Begin Material for the task
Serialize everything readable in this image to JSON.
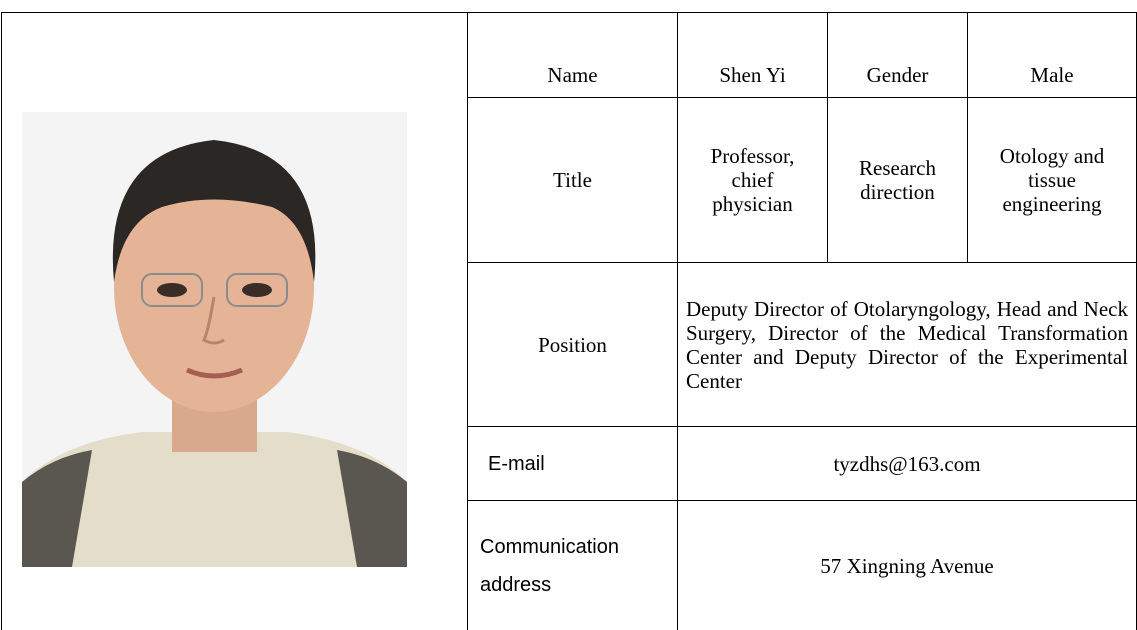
{
  "table": {
    "rows": [
      [
        "Name",
        "Shen Yi",
        "Gender",
        "Male"
      ],
      [
        "Title",
        "Professor, chief physician",
        "Research direction",
        "Otology and tissue engineering"
      ],
      [
        "Position",
        "Deputy Director of Otolaryngology, Head and Neck Surgery, Director of the Medical Transformation Center and Deputy Director of the Experimental Center"
      ],
      [
        "E-mail",
        "tyzdhs@163.com"
      ],
      [
        "Communication address",
        "57 Xingning Avenue"
      ]
    ]
  }
}
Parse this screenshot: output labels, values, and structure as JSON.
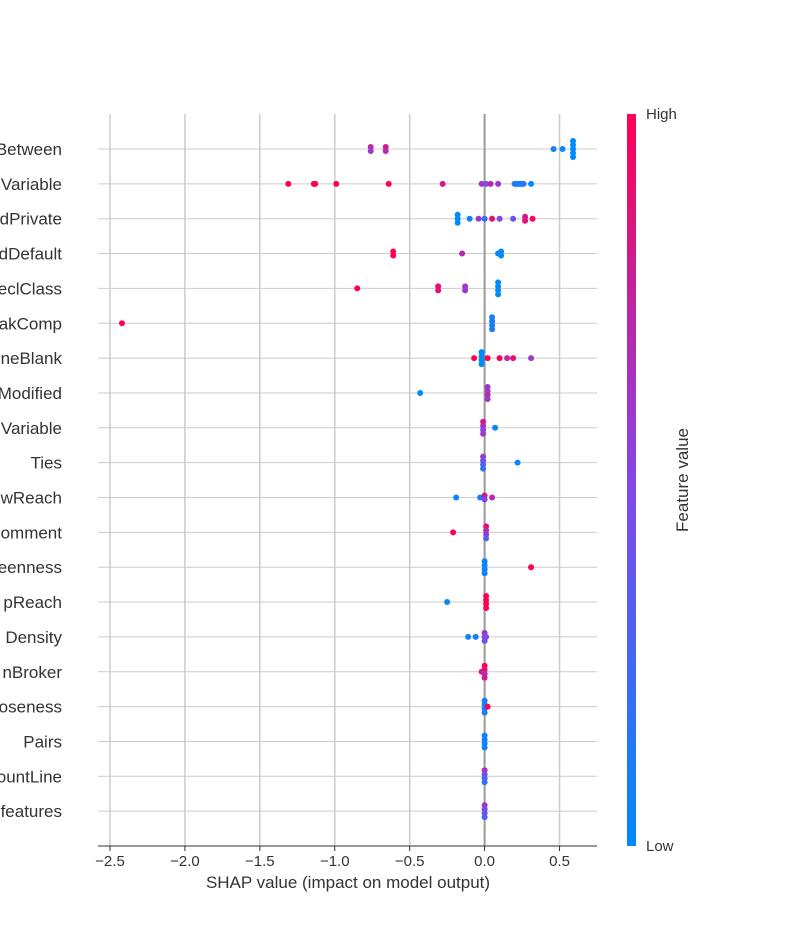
{
  "chart_data": {
    "type": "scatter",
    "subtype": "shap-beeswarm",
    "xlabel": "SHAP value (impact on model output)",
    "xlim": [
      -2.58,
      0.75
    ],
    "xticks": [
      -2.5,
      -2.0,
      -1.5,
      -1.0,
      -0.5,
      0.0,
      0.5
    ],
    "xtick_labels": [
      "−2.5",
      "−2.0",
      "−1.5",
      "−1.0",
      "−0.5",
      "0.0",
      "0.5"
    ],
    "colorbar": {
      "label": "Feature value",
      "high_label": "High",
      "low_label": "Low",
      "high_color": "#ff0052",
      "low_color": "#008bfb"
    },
    "features": [
      {
        "name": "Between",
        "points": [
          [
            -0.76,
            0.7
          ],
          [
            -0.76,
            0.6
          ],
          [
            -0.66,
            0.8
          ],
          [
            -0.66,
            0.7
          ],
          [
            0.46,
            0.1
          ],
          [
            0.52,
            0.05
          ],
          [
            0.59,
            0.0
          ],
          [
            0.59,
            0.0
          ],
          [
            0.59,
            0.0
          ],
          [
            0.59,
            0.0
          ],
          [
            0.59,
            0.0
          ]
        ]
      },
      {
        "name": "Variable",
        "points": [
          [
            -1.31,
            1.0
          ],
          [
            -1.14,
            1.0
          ],
          [
            -1.13,
            1.0
          ],
          [
            -0.99,
            1.0
          ],
          [
            -0.64,
            1.0
          ],
          [
            -0.28,
            0.8
          ],
          [
            -0.02,
            0.6
          ],
          [
            0.01,
            0.5
          ],
          [
            0.04,
            0.7
          ],
          [
            0.09,
            0.6
          ],
          [
            0.2,
            0.2
          ],
          [
            0.21,
            0.1
          ],
          [
            0.22,
            0.1
          ],
          [
            0.23,
            0.0
          ],
          [
            0.24,
            0.1
          ],
          [
            0.25,
            0.2
          ],
          [
            0.26,
            0.1
          ],
          [
            0.31,
            0.0
          ]
        ]
      },
      {
        "name": "dPrivate",
        "points": [
          [
            -0.18,
            0.0
          ],
          [
            -0.18,
            0.0
          ],
          [
            -0.18,
            0.0
          ],
          [
            -0.1,
            0.05
          ],
          [
            -0.04,
            0.6
          ],
          [
            0.0,
            0.2
          ],
          [
            0.05,
            0.9
          ],
          [
            0.1,
            0.5
          ],
          [
            0.19,
            0.4
          ],
          [
            0.27,
            0.8
          ],
          [
            0.27,
            0.9
          ],
          [
            0.32,
            1.0
          ]
        ]
      },
      {
        "name": "dDefault",
        "points": [
          [
            -0.61,
            1.0
          ],
          [
            -0.61,
            1.0
          ],
          [
            -0.15,
            0.7
          ],
          [
            0.09,
            0.05
          ],
          [
            0.1,
            0.0
          ],
          [
            0.11,
            0.0
          ],
          [
            0.11,
            0.0
          ]
        ]
      },
      {
        "name": "eclClass",
        "points": [
          [
            -0.85,
            1.0
          ],
          [
            -0.31,
            0.9
          ],
          [
            -0.31,
            0.9
          ],
          [
            -0.13,
            0.6
          ],
          [
            -0.13,
            0.6
          ],
          [
            0.09,
            0.0
          ],
          [
            0.09,
            0.0
          ],
          [
            0.09,
            0.0
          ],
          [
            0.09,
            0.0
          ]
        ]
      },
      {
        "name": "akComp",
        "points": [
          [
            -2.42,
            1.0
          ],
          [
            0.05,
            0.1
          ],
          [
            0.05,
            0.1
          ],
          [
            0.05,
            0.1
          ],
          [
            0.05,
            0.1
          ]
        ]
      },
      {
        "name": "neBlank",
        "points": [
          [
            -0.07,
            1.0
          ],
          [
            -0.02,
            0.0
          ],
          [
            -0.02,
            0.0
          ],
          [
            -0.02,
            0.0
          ],
          [
            -0.02,
            0.0
          ],
          [
            0.02,
            1.0
          ],
          [
            0.1,
            1.0
          ],
          [
            0.15,
            0.7
          ],
          [
            0.19,
            0.9
          ],
          [
            0.31,
            0.6
          ]
        ]
      },
      {
        "name": "Modified",
        "points": [
          [
            -0.43,
            0.0
          ],
          [
            0.02,
            0.6
          ],
          [
            0.02,
            0.6
          ],
          [
            0.02,
            0.7
          ],
          [
            0.02,
            0.6
          ]
        ]
      },
      {
        "name": "Variable",
        "points": [
          [
            -0.01,
            0.8
          ],
          [
            -0.01,
            0.7
          ],
          [
            -0.01,
            0.5
          ],
          [
            -0.01,
            0.6
          ],
          [
            0.07,
            0.05
          ]
        ]
      },
      {
        "name": "Ties",
        "points": [
          [
            -0.01,
            0.6
          ],
          [
            -0.01,
            0.4
          ],
          [
            -0.01,
            0.3
          ],
          [
            -0.01,
            0.2
          ],
          [
            0.22,
            0.05
          ]
        ]
      },
      {
        "name": "wReach",
        "points": [
          [
            -0.19,
            0.05
          ],
          [
            -0.03,
            0.1
          ],
          [
            0.0,
            0.8
          ],
          [
            0.05,
            0.7
          ],
          [
            0.0,
            0.5
          ]
        ]
      },
      {
        "name": "omment",
        "points": [
          [
            -0.21,
            1.0
          ],
          [
            0.01,
            0.9
          ],
          [
            0.01,
            0.7
          ],
          [
            0.01,
            0.6
          ],
          [
            0.01,
            0.3
          ]
        ]
      },
      {
        "name": "eenness",
        "points": [
          [
            0.0,
            0.05
          ],
          [
            0.0,
            0.05
          ],
          [
            0.0,
            0.05
          ],
          [
            0.0,
            0.05
          ],
          [
            0.31,
            1.0
          ]
        ]
      },
      {
        "name": "pReach",
        "points": [
          [
            -0.25,
            0.05
          ],
          [
            0.01,
            1.0
          ],
          [
            0.01,
            1.0
          ],
          [
            0.01,
            1.0
          ],
          [
            0.01,
            1.0
          ]
        ]
      },
      {
        "name": "Density",
        "points": [
          [
            -0.11,
            0.05
          ],
          [
            -0.06,
            0.1
          ],
          [
            0.0,
            0.6
          ],
          [
            0.0,
            0.5
          ],
          [
            0.0,
            0.4
          ],
          [
            0.01,
            0.5
          ]
        ]
      },
      {
        "name": "nBroker",
        "points": [
          [
            -0.02,
            0.8
          ],
          [
            0.0,
            1.0
          ],
          [
            0.0,
            0.9
          ],
          [
            0.0,
            0.7
          ],
          [
            0.0,
            0.8
          ]
        ]
      },
      {
        "name": "oseness",
        "points": [
          [
            0.0,
            0.05
          ],
          [
            0.0,
            0.05
          ],
          [
            0.0,
            0.05
          ],
          [
            0.02,
            1.0
          ],
          [
            0.0,
            0.1
          ]
        ]
      },
      {
        "name": "Pairs",
        "points": [
          [
            0.0,
            0.05
          ],
          [
            0.0,
            0.05
          ],
          [
            0.0,
            0.05
          ],
          [
            0.0,
            0.05
          ]
        ]
      },
      {
        "name": "ountLine",
        "points": [
          [
            0.0,
            0.7
          ],
          [
            0.0,
            0.4
          ],
          [
            0.0,
            0.3
          ],
          [
            0.0,
            0.2
          ]
        ]
      },
      {
        "name": "features",
        "points": [
          [
            0.0,
            0.6
          ],
          [
            0.0,
            0.5
          ],
          [
            0.0,
            0.4
          ],
          [
            0.0,
            0.3
          ]
        ]
      }
    ]
  }
}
End Material for the task
[Problem to solve]
Find every line in the records above that holds the word "this", and copy each one.

[Answer in full]
Serialize everything readable in this image to JSON.
Parse this screenshot: output labels, values, and structure as JSON.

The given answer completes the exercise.